EXERCISE AIM:
Return only the count of lines in which the word "Minutes" appears.

===== MATERIAL FOR THIS EXERCISE

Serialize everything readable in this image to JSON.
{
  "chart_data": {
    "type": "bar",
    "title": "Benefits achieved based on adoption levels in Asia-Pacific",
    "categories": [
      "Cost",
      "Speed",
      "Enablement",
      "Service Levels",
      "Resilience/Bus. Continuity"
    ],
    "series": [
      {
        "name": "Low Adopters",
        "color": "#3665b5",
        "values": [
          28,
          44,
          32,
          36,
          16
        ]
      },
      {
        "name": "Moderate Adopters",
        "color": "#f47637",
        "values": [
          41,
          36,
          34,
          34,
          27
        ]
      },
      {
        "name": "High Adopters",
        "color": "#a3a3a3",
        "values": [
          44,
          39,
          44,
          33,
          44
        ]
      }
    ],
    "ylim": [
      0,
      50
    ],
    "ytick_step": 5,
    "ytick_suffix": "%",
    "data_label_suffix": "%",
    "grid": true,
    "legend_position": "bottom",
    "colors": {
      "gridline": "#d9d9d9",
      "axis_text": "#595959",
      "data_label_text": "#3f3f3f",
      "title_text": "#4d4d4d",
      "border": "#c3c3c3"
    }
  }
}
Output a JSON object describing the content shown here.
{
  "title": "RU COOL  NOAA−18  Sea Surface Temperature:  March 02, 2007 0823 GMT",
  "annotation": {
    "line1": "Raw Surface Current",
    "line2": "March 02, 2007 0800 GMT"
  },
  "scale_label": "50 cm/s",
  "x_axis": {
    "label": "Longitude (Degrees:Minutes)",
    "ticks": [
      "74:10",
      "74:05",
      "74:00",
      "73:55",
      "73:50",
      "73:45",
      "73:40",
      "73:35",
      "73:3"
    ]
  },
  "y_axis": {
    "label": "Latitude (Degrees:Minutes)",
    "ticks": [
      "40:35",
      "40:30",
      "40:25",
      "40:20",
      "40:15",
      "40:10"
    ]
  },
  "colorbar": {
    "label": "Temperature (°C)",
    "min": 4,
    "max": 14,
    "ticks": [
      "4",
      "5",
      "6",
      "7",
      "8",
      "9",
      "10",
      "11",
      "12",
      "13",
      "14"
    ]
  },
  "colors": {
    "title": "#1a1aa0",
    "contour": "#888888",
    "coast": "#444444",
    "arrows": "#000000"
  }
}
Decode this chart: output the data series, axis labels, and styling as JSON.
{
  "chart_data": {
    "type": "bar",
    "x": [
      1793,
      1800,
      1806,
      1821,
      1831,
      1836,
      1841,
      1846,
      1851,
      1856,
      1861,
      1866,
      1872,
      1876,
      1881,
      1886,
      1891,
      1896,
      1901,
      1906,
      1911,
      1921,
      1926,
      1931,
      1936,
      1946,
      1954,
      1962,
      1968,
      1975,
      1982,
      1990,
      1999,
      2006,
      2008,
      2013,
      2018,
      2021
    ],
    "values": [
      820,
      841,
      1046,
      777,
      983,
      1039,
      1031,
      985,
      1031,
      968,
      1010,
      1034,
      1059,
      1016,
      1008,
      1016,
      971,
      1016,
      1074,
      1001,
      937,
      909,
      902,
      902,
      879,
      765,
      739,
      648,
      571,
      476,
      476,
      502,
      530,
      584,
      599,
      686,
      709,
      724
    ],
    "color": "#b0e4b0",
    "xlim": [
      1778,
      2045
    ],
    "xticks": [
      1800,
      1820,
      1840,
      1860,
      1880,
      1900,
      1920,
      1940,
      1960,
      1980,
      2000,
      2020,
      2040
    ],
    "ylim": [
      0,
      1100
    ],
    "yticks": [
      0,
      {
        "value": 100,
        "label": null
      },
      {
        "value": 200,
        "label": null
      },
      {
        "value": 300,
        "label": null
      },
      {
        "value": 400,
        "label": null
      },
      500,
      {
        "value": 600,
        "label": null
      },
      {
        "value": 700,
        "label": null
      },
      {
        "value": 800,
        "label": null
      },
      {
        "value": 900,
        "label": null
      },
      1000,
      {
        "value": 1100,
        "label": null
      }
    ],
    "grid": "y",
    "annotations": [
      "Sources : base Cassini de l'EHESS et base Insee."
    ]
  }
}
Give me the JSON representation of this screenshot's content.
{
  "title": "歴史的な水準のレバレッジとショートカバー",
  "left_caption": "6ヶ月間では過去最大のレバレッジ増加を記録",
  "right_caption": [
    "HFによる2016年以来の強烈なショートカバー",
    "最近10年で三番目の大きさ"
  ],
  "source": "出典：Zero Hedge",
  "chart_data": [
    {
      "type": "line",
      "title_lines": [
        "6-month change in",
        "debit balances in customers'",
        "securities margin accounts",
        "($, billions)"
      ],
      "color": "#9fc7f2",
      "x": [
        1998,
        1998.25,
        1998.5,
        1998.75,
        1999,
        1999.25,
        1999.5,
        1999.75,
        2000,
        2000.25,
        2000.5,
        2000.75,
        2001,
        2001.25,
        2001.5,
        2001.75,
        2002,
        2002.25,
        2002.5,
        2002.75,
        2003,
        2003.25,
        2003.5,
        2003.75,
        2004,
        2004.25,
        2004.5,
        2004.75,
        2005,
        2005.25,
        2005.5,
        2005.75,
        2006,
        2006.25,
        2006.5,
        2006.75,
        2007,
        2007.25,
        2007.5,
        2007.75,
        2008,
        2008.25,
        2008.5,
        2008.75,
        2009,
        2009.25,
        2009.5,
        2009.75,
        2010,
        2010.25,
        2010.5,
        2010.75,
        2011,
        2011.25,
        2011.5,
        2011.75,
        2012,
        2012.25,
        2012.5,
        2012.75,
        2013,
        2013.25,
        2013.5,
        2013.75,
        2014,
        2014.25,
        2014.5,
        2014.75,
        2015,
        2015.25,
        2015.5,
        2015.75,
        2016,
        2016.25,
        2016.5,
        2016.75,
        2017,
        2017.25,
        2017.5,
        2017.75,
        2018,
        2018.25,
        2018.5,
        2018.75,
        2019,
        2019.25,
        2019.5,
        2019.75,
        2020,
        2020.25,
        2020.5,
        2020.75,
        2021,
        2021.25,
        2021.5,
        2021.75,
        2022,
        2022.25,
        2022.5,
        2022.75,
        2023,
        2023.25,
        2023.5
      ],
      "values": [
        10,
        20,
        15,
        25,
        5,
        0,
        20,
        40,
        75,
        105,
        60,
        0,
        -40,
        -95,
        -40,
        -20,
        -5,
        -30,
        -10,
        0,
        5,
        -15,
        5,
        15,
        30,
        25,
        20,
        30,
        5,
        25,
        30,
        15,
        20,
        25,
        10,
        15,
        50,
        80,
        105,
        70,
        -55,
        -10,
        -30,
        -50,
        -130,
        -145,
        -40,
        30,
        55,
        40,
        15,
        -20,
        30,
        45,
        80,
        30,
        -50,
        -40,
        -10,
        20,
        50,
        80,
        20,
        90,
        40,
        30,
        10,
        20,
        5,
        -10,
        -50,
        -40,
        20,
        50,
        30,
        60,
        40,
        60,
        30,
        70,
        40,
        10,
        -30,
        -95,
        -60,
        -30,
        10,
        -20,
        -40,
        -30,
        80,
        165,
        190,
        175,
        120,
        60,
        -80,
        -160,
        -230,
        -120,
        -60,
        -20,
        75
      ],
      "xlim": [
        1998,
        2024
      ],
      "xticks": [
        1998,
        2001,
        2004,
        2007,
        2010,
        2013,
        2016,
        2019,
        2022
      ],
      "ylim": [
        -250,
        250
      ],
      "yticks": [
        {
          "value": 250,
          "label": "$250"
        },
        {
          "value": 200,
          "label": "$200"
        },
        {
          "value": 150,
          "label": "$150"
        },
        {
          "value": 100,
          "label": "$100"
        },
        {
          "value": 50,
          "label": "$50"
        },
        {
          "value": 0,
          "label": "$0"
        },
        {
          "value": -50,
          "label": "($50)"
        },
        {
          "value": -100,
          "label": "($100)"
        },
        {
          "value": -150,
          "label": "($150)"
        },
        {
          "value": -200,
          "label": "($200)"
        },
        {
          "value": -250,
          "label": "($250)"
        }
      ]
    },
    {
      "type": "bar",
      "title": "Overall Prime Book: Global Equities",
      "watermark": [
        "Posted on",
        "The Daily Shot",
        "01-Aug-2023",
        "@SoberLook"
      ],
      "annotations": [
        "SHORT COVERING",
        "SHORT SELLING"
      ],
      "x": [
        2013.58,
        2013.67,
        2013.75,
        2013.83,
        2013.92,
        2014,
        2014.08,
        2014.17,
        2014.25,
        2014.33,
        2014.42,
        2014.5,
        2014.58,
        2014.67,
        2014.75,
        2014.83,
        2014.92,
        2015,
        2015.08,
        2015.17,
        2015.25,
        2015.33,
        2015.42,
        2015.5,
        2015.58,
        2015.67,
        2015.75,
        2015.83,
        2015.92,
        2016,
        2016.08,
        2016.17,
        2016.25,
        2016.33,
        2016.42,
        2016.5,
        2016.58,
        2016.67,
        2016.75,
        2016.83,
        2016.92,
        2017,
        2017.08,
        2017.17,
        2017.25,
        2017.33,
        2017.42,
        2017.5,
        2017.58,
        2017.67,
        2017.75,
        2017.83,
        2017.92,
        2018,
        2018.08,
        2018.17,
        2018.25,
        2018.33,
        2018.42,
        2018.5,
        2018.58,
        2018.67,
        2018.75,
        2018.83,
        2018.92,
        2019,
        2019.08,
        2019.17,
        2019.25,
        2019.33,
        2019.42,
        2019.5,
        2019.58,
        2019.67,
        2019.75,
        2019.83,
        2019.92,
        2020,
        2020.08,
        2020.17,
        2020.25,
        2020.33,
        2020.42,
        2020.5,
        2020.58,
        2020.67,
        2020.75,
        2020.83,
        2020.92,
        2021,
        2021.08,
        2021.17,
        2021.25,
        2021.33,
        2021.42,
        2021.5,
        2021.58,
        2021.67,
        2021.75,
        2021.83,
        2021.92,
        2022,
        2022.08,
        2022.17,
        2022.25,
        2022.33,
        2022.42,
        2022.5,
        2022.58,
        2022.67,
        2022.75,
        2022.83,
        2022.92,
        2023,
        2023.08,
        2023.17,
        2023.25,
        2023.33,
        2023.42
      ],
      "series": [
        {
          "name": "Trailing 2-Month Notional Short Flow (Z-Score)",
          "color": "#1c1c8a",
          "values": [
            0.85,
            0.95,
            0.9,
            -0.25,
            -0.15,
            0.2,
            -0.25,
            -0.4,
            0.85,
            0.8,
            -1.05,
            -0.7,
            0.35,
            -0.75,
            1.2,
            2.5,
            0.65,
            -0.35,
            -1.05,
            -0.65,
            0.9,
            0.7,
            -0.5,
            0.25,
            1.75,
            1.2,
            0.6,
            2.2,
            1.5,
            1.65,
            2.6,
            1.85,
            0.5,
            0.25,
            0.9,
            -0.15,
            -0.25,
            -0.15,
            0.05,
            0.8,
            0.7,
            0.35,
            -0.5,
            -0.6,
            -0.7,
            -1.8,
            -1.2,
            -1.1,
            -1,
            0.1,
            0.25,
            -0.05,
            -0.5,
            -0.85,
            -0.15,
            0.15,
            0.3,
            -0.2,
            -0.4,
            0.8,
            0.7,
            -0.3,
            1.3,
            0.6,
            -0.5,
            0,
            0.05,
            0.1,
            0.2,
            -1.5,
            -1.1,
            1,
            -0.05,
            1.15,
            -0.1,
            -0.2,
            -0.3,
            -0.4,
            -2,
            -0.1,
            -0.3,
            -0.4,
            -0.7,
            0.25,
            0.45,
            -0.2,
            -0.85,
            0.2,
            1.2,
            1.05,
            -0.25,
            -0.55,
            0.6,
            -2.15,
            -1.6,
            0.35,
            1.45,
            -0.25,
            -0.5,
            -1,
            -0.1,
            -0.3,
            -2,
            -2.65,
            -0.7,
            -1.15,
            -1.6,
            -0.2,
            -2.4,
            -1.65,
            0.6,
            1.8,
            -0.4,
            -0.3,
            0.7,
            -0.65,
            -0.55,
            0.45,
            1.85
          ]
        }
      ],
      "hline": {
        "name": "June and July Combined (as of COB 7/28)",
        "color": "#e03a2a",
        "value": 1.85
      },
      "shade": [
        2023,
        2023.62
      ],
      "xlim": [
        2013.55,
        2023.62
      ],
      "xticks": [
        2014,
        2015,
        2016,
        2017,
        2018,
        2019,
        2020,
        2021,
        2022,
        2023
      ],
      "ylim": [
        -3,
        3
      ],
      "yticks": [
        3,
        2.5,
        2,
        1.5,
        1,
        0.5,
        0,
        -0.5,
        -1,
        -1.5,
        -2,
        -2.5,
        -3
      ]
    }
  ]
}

==========

RESPONSE TO THIS TASK:
2